Among the entries, which lines carry the string "panel"? Copy each of them.

▽

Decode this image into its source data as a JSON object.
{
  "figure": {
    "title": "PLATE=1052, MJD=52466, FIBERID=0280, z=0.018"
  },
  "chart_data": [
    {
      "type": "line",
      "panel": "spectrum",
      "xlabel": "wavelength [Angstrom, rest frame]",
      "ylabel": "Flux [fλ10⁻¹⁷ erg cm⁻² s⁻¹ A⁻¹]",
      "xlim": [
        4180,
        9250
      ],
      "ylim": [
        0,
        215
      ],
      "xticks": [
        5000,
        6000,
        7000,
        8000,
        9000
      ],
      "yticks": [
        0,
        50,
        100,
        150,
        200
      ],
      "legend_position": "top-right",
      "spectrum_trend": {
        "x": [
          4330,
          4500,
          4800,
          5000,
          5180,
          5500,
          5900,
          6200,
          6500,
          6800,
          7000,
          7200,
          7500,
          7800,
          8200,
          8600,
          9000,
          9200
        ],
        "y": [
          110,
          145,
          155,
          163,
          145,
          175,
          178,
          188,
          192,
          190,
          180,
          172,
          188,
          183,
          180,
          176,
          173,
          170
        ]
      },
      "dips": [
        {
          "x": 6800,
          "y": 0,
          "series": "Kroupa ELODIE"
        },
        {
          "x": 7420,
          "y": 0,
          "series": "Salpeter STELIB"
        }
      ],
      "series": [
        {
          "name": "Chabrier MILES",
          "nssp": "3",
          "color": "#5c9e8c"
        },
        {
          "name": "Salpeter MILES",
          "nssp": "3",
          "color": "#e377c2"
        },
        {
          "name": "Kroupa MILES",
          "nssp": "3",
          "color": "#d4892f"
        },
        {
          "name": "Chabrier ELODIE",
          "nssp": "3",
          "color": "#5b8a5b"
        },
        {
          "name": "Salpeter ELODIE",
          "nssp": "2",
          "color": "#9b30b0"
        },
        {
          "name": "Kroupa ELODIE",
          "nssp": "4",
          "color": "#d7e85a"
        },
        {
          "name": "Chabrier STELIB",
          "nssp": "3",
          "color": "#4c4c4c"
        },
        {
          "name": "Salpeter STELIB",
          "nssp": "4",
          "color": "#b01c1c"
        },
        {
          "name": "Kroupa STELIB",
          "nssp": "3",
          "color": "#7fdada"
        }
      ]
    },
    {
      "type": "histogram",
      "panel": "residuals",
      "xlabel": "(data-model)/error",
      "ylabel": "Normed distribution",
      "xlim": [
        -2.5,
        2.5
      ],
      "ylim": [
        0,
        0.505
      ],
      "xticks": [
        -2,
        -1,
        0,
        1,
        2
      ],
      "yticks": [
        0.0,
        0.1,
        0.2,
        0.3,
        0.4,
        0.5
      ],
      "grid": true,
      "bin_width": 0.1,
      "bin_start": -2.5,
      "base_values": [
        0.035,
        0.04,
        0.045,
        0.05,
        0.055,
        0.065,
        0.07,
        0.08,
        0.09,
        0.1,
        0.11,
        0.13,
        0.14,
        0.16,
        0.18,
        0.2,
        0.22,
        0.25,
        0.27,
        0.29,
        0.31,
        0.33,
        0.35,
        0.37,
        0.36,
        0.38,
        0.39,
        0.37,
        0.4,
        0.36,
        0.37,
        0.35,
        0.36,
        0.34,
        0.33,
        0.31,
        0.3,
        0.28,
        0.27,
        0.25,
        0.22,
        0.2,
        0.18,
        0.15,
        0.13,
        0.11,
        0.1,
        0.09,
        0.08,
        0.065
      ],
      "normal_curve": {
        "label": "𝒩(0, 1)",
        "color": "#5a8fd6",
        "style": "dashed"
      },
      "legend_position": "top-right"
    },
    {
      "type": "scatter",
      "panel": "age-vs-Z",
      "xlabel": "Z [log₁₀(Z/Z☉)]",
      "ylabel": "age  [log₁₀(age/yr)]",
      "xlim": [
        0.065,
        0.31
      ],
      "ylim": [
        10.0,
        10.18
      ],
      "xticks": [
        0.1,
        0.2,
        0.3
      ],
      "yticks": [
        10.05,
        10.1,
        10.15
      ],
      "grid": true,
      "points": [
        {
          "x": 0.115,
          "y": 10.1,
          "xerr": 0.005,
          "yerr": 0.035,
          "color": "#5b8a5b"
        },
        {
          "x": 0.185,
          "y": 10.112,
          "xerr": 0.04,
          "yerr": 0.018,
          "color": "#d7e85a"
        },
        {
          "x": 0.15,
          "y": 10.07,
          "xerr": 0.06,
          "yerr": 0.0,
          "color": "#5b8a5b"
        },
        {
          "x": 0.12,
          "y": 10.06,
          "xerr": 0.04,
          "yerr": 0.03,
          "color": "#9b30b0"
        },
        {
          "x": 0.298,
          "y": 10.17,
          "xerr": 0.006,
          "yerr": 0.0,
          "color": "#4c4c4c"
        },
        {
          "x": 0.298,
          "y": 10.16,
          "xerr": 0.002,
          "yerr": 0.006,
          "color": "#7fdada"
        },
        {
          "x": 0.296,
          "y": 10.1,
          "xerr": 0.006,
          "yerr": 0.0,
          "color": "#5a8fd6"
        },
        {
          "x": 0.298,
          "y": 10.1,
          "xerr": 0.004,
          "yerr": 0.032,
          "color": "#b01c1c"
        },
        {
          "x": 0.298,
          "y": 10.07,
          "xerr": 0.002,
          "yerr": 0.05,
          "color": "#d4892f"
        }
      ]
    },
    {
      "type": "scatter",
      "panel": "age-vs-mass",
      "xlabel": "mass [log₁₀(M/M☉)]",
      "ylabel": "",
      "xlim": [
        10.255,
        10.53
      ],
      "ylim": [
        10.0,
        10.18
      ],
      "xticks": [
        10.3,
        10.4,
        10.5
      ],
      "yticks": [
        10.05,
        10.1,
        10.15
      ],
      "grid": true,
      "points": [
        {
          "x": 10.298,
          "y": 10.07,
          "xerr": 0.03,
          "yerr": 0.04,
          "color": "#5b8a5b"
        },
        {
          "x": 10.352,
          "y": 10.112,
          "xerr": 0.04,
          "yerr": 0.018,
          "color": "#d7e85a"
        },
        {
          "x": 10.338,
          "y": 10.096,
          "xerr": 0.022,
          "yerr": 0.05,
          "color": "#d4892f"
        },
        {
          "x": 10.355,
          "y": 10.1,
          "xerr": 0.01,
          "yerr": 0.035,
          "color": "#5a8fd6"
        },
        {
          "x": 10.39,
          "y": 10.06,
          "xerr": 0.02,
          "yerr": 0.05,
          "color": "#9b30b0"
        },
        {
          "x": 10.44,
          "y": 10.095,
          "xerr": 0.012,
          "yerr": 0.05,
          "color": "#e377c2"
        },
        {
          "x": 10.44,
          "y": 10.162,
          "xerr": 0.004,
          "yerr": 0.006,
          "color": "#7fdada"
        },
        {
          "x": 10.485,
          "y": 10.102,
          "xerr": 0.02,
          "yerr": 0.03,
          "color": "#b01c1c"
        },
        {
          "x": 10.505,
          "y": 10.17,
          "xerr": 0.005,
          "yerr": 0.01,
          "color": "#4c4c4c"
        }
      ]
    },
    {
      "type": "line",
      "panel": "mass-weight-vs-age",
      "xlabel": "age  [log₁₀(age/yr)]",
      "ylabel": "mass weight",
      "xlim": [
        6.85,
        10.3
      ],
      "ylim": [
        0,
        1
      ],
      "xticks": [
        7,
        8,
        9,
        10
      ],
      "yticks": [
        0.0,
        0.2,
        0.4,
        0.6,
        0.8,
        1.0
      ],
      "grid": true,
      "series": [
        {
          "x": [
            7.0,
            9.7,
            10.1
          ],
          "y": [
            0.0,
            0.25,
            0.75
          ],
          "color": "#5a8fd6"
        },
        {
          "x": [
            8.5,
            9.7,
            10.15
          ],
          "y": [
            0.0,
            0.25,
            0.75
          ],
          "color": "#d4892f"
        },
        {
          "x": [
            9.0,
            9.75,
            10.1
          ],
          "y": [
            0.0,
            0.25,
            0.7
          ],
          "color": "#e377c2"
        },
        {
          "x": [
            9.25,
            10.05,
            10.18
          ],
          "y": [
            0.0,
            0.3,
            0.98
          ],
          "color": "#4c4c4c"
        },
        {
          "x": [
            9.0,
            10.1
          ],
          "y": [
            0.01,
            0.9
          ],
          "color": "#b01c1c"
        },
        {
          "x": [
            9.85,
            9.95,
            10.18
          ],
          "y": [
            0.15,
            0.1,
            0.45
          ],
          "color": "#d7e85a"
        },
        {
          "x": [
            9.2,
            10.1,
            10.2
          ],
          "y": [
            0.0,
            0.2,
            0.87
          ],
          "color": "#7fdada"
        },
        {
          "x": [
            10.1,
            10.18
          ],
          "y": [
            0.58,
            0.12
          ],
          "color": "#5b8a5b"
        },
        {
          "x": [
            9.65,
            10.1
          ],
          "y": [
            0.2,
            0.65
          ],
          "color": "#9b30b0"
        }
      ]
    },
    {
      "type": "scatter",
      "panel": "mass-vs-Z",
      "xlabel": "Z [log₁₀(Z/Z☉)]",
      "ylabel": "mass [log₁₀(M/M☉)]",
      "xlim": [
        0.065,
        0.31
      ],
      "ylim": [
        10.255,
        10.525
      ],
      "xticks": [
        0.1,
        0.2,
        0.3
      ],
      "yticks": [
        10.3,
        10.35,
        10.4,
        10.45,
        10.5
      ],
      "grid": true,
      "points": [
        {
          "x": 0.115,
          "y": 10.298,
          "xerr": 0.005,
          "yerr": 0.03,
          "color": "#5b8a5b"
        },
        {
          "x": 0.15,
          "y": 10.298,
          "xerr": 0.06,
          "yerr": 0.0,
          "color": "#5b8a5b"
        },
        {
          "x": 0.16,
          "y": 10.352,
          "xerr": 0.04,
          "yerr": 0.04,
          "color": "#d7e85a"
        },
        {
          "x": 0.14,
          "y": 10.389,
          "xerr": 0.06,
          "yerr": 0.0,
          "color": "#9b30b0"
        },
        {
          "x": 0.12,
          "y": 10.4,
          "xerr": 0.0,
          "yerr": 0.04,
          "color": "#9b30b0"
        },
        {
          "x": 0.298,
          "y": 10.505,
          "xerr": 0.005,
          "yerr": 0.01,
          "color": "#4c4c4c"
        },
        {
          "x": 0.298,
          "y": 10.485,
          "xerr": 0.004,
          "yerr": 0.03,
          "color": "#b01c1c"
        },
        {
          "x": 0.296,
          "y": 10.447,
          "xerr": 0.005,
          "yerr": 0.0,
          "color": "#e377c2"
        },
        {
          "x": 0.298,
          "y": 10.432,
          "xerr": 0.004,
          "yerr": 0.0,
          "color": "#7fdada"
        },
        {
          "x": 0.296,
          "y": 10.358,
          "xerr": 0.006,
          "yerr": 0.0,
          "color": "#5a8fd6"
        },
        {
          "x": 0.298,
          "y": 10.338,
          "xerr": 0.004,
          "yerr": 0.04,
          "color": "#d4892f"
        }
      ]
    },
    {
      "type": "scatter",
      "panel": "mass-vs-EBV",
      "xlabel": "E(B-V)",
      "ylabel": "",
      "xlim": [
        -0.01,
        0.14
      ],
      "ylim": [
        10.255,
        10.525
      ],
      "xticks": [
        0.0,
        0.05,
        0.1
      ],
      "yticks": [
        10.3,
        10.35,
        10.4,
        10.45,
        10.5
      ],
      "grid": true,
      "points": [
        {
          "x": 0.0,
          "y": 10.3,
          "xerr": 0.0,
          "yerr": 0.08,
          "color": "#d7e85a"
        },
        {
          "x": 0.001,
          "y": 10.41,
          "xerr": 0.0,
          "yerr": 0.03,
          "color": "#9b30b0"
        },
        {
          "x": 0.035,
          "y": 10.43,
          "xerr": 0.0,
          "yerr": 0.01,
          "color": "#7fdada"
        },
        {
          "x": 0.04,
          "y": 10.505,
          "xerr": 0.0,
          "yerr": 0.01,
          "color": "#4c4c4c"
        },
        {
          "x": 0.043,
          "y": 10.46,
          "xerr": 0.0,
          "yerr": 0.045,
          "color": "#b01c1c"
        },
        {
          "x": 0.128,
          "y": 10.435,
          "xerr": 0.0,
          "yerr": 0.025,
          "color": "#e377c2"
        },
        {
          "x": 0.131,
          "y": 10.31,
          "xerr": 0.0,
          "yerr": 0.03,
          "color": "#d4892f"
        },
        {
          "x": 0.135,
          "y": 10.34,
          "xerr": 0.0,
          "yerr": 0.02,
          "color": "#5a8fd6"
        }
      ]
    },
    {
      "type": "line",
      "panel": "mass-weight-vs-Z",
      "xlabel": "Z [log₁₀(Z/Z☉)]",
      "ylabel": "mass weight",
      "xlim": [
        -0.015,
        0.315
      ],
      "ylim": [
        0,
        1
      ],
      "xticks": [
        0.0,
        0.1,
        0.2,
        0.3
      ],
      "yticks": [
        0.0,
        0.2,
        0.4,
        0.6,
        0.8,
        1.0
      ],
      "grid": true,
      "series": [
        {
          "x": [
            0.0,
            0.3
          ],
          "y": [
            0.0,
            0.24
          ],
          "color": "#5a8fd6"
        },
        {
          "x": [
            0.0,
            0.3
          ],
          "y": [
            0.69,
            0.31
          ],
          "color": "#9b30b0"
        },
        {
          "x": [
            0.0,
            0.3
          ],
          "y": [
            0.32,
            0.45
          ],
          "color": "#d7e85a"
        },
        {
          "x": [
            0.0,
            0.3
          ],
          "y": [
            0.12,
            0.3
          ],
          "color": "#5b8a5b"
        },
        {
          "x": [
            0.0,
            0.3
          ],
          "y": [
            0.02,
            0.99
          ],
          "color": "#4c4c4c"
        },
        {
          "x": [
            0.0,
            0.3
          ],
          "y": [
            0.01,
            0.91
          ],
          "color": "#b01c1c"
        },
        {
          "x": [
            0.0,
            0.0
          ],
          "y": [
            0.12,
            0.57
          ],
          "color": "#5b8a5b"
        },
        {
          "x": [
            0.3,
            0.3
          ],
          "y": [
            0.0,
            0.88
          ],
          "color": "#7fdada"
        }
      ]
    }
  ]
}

△

Task answer -
      "panel": "spectrum",
      "panel": "residuals",
      "panel": "age-vs-Z",
      "panel": "age-vs-mass",
      "panel": "mass-weight-vs-age",
      "panel": "mass-vs-Z",
      "panel": "mass-vs-EBV",
      "panel": "mass-weight-vs-Z",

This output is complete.